--- Start Excerpted data ---

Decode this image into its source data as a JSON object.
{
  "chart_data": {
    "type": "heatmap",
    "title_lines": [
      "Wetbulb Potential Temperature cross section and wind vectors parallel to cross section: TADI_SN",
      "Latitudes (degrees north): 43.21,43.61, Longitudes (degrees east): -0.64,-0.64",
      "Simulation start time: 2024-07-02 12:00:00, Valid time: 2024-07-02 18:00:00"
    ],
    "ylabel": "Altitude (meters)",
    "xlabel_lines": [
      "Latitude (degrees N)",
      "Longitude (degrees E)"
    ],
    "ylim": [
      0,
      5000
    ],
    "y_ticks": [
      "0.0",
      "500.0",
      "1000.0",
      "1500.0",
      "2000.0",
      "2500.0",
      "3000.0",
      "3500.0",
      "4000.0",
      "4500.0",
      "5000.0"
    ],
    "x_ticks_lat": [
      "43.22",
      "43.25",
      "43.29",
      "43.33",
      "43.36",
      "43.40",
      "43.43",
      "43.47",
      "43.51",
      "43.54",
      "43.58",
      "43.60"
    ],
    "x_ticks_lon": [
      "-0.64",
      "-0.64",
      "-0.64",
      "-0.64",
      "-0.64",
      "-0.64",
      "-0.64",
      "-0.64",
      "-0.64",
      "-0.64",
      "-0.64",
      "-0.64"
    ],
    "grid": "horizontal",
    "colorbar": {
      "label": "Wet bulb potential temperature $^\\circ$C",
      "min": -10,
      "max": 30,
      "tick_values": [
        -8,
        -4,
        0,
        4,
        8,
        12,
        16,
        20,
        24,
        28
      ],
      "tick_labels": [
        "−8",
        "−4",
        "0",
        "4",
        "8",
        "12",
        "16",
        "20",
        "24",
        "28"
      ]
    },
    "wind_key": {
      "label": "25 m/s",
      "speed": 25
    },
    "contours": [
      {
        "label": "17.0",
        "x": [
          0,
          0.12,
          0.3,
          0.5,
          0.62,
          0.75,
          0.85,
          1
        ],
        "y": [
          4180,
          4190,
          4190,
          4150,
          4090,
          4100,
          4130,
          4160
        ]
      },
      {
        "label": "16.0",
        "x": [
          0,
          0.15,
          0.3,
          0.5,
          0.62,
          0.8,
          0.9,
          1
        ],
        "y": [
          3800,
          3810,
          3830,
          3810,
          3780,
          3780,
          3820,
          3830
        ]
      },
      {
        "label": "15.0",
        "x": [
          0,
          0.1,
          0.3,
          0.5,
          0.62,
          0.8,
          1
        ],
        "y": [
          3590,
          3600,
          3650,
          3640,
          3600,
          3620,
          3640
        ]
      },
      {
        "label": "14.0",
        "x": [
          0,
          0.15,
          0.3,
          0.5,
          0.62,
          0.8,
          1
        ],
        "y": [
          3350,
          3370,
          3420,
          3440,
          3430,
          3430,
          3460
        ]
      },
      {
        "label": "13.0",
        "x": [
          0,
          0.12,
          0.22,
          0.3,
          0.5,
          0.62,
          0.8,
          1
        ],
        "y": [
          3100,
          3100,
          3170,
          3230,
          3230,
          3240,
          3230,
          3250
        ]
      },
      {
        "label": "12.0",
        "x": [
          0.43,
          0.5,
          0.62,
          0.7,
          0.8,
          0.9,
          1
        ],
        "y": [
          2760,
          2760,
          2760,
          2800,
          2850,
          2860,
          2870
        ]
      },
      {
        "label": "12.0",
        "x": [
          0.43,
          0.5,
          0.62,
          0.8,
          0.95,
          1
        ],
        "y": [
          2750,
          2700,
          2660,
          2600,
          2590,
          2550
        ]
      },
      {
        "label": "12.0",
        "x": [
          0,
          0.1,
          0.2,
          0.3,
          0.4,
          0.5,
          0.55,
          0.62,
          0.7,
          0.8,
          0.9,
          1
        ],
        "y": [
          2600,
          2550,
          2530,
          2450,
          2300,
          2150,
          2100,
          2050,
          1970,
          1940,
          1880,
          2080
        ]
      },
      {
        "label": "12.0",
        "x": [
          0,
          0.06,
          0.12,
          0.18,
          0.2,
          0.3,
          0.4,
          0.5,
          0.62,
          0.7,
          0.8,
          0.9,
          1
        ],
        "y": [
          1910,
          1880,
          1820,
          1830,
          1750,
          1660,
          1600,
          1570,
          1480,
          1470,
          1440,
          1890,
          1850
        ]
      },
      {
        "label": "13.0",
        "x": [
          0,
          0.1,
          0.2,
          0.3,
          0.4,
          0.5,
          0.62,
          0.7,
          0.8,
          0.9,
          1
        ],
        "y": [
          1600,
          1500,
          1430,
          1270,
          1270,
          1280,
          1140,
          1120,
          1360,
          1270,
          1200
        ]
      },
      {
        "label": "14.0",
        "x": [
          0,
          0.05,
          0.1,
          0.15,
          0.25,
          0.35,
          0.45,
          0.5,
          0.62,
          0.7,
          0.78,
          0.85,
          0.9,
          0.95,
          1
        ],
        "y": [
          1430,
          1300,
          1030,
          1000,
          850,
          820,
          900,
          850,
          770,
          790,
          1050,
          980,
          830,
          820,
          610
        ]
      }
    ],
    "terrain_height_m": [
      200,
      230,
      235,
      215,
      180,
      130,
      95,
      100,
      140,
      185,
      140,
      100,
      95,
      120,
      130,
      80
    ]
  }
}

--- End Excerpted data ---

What you will do:
All of the data shown above must be copied exactly.

Problem solution:
Decode this image into its source data as a JSON object.
{
  "chart_data": {
    "type": "heatmap",
    "title_lines": [
      "Wetbulb Potential Temperature cross section and wind vectors parallel to cross section: TADI_SN",
      "Latitudes (degrees north): 43.21,43.61, Longitudes (degrees east): -0.64,-0.64",
      "Simulation start time: 2024-07-02 12:00:00, Valid time: 2024-07-02 18:00:00"
    ],
    "ylabel": "Altitude (meters)",
    "xlabel_lines": [
      "Latitude (degrees N)",
      "Longitude (degrees E)"
    ],
    "ylim": [
      0,
      5000
    ],
    "y_ticks": [
      "0.0",
      "500.0",
      "1000.0",
      "1500.0",
      "2000.0",
      "2500.0",
      "3000.0",
      "3500.0",
      "4000.0",
      "4500.0",
      "5000.0"
    ],
    "x_ticks_lat": [
      "43.22",
      "43.25",
      "43.29",
      "43.33",
      "43.36",
      "43.40",
      "43.43",
      "43.47",
      "43.51",
      "43.54",
      "43.58",
      "43.60"
    ],
    "x_ticks_lon": [
      "-0.64",
      "-0.64",
      "-0.64",
      "-0.64",
      "-0.64",
      "-0.64",
      "-0.64",
      "-0.64",
      "-0.64",
      "-0.64",
      "-0.64",
      "-0.64"
    ],
    "grid": "horizontal",
    "colorbar": {
      "label": "Wet bulb potential temperature $^\\circ$C",
      "min": -10,
      "max": 30,
      "tick_values": [
        -8,
        -4,
        0,
        4,
        8,
        12,
        16,
        20,
        24,
        28
      ],
      "tick_labels": [
        "−8",
        "−4",
        "0",
        "4",
        "8",
        "12",
        "16",
        "20",
        "24",
        "28"
      ]
    },
    "wind_key": {
      "label": "25 m/s",
      "speed": 25
    },
    "contours": [
      {
        "label": "17.0",
        "x": [
          0,
          0.12,
          0.3,
          0.5,
          0.62,
          0.75,
          0.85,
          1
        ],
        "y": [
          4180,
          4190,
          4190,
          4150,
          4090,
          4100,
          4130,
          4160
        ]
      },
      {
        "label": "16.0",
        "x": [
          0,
          0.15,
          0.3,
          0.5,
          0.62,
          0.8,
          0.9,
          1
        ],
        "y": [
          3800,
          3810,
          3830,
          3810,
          3780,
          3780,
          3820,
          3830
        ]
      },
      {
        "label": "15.0",
        "x": [
          0,
          0.1,
          0.3,
          0.5,
          0.62,
          0.8,
          1
        ],
        "y": [
          3590,
          3600,
          3650,
          3640,
          3600,
          3620,
          3640
        ]
      },
      {
        "label": "14.0",
        "x": [
          0,
          0.15,
          0.3,
          0.5,
          0.62,
          0.8,
          1
        ],
        "y": [
          3350,
          3370,
          3420,
          3440,
          3430,
          3430,
          3460
        ]
      },
      {
        "label": "13.0",
        "x": [
          0,
          0.12,
          0.22,
          0.3,
          0.5,
          0.62,
          0.8,
          1
        ],
        "y": [
          3100,
          3100,
          3170,
          3230,
          3230,
          3240,
          3230,
          3250
        ]
      },
      {
        "label": "12.0",
        "x": [
          0.43,
          0.5,
          0.62,
          0.7,
          0.8,
          0.9,
          1
        ],
        "y": [
          2760,
          2760,
          2760,
          2800,
          2850,
          2860,
          2870
        ]
      },
      {
        "label": "12.0",
        "x": [
          0.43,
          0.5,
          0.62,
          0.8,
          0.95,
          1
        ],
        "y": [
          2750,
          2700,
          2660,
          2600,
          2590,
          2550
        ]
      },
      {
        "label": "12.0",
        "x": [
          0,
          0.1,
          0.2,
          0.3,
          0.4,
          0.5,
          0.55,
          0.62,
          0.7,
          0.8,
          0.9,
          1
        ],
        "y": [
          2600,
          2550,
          2530,
          2450,
          2300,
          2150,
          2100,
          2050,
          1970,
          1940,
          1880,
          2080
        ]
      },
      {
        "label": "12.0",
        "x": [
          0,
          0.06,
          0.12,
          0.18,
          0.2,
          0.3,
          0.4,
          0.5,
          0.62,
          0.7,
          0.8,
          0.9,
          1
        ],
        "y": [
          1910,
          1880,
          1820,
          1830,
          1750,
          1660,
          1600,
          1570,
          1480,
          1470,
          1440,
          1890,
          1850
        ]
      },
      {
        "label": "13.0",
        "x": [
          0,
          0.1,
          0.2,
          0.3,
          0.4,
          0.5,
          0.62,
          0.7,
          0.8,
          0.9,
          1
        ],
        "y": [
          1600,
          1500,
          1430,
          1270,
          1270,
          1280,
          1140,
          1120,
          1360,
          1270,
          1200
        ]
      },
      {
        "label": "14.0",
        "x": [
          0,
          0.05,
          0.1,
          0.15,
          0.25,
          0.35,
          0.45,
          0.5,
          0.62,
          0.7,
          0.78,
          0.85,
          0.9,
          0.95,
          1
        ],
        "y": [
          1430,
          1300,
          1030,
          1000,
          850,
          820,
          900,
          850,
          770,
          790,
          1050,
          980,
          830,
          820,
          610
        ]
      }
    ],
    "terrain_height_m": [
      200,
      230,
      235,
      215,
      180,
      130,
      95,
      100,
      140,
      185,
      140,
      100,
      95,
      120,
      130,
      80
    ]
  }
}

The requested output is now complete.